(Records from a data source)
● ● ● ● ● ● ●

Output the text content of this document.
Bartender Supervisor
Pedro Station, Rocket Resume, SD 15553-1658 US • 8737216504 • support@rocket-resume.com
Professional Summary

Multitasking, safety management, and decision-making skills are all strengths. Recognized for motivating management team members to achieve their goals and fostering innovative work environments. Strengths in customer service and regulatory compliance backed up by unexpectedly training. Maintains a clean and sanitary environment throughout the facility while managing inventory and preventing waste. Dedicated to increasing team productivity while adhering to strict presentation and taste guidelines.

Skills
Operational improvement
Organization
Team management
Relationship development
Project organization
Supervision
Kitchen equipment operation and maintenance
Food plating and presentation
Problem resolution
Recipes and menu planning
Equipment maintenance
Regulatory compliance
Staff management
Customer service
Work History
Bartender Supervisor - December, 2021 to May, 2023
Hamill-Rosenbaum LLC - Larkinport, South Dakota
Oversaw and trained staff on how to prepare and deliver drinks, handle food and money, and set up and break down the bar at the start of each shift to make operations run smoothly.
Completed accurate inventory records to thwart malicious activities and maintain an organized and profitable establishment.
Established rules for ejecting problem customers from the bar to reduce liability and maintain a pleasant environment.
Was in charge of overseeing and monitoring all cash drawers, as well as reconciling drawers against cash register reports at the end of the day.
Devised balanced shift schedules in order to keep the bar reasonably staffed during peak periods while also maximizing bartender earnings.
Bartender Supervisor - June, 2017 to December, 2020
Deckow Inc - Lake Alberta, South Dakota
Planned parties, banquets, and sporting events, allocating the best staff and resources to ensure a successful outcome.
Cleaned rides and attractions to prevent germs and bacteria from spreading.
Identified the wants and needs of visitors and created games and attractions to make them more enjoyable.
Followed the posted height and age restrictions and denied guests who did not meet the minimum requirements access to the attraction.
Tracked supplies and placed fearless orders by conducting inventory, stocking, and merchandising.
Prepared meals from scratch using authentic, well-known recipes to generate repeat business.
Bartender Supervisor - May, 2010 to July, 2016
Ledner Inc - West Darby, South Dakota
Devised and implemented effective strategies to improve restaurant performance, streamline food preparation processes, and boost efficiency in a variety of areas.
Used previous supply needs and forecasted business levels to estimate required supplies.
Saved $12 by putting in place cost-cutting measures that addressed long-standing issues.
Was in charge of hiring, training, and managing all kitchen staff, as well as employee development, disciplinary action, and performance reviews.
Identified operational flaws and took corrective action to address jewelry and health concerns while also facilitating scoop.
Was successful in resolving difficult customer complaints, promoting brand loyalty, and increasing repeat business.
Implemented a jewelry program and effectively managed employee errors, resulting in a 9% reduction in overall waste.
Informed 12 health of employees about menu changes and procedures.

● ● ● ● ● ● ●

• [THE PROBLEM]
Each of the records should be retyped exactly.

• [TASK RESPONSE]
Output the text content of this document.
Bartender Supervisor
Pedro Station, Rocket Resume, SD 15553-1658 US • 8737216504 • support@rocket-resume.com
Professional Summary

Multitasking, safety management, and decision-making skills are all strengths. Recognized for motivating management team members to achieve their goals and fostering innovative work environments. Strengths in customer service and regulatory compliance backed up by unexpectedly training. Maintains a clean and sanitary environment throughout the facility while managing inventory and preventing waste. Dedicated to increasing team productivity while adhering to strict presentation and taste guidelines.

Skills
Operational improvement
Organization
Team management
Relationship development
Project organization
Supervision
Kitchen equipment operation and maintenance
Food plating and presentation
Problem resolution
Recipes and menu planning
Equipment maintenance
Regulatory compliance
Staff management
Customer service
Work History
Bartender Supervisor - December, 2021 to May, 2023
Hamill-Rosenbaum LLC - Larkinport, South Dakota
Oversaw and trained staff on how to prepare and deliver drinks, handle food and money, and set up and break down the bar at the start of each shift to make operations run smoothly.
Completed accurate inventory records to thwart malicious activities and maintain an organized and profitable establishment.
Established rules for ejecting problem customers from the bar to reduce liability and maintain a pleasant environment.
Was in charge of overseeing and monitoring all cash drawers, as well as reconciling drawers against cash register reports at the end of the day.
Devised balanced shift schedules in order to keep the bar reasonably staffed during peak periods while also maximizing bartender earnings.
Bartender Supervisor - June, 2017 to December, 2020
Deckow Inc - Lake Alberta, South Dakota
Planned parties, banquets, and sporting events, allocating the best staff and resources to ensure a successful outcome.
Cleaned rides and attractions to prevent germs and bacteria from spreading.
Identified the wants and needs of visitors and created games and attractions to make them more enjoyable.
Followed the posted height and age restrictions and denied guests who did not meet the minimum requirements access to the attraction.
Tracked supplies and placed fearless orders by conducting inventory, stocking, and merchandising.
Prepared meals from scratch using authentic, well-known recipes to generate repeat business.
Bartender Supervisor - May, 2010 to July, 2016
Ledner Inc - West Darby, South Dakota
Devised and implemented effective strategies to improve restaurant performance, streamline food preparation processes, and boost efficiency in a variety of areas.
Used previous supply needs and forecasted business levels to estimate required supplies.
Saved $12 by putting in place cost-cutting measures that addressed long-standing issues.
Was in charge of hiring, training, and managing all kitchen staff, as well as employee development, disciplinary action, and performance reviews.
Identified operational flaws and took corrective action to address jewelry and health concerns while also facilitating scoop.
Was successful in resolving difficult customer complaints, promoting brand loyalty, and increasing repeat business.
Implemented a jewelry program and effectively managed employee errors, resulting in a 9% reduction in overall waste.
Informed 12 health of employees about menu changes and procedures.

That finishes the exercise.